▸ **Given problem**
Spot each line that carries the word "Каталог"; copy those lines.

## start

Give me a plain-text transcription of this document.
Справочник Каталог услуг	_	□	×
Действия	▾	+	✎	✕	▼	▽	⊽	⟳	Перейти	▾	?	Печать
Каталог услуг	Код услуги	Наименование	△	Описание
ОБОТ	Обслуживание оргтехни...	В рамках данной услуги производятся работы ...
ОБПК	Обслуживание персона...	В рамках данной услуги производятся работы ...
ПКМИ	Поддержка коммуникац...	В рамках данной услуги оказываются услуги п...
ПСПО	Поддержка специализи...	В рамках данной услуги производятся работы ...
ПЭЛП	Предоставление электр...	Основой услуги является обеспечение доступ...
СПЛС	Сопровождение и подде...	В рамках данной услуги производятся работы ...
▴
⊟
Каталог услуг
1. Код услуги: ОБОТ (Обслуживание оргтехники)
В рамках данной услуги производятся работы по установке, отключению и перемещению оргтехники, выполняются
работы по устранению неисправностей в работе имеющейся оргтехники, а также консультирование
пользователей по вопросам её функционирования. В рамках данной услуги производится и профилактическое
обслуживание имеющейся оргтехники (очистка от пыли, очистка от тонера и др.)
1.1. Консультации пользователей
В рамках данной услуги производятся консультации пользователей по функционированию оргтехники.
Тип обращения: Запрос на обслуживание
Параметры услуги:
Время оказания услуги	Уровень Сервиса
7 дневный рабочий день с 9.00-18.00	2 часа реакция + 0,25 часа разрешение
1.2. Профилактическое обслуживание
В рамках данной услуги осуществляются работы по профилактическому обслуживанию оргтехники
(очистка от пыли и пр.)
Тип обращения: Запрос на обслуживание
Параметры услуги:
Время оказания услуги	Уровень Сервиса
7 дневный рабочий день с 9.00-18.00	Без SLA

## end

▸ **Reply to the task**
Справочник Каталог услуг	_	□	×
Каталог услуг	Код услуги	Наименование	△	Описание
Каталог услуг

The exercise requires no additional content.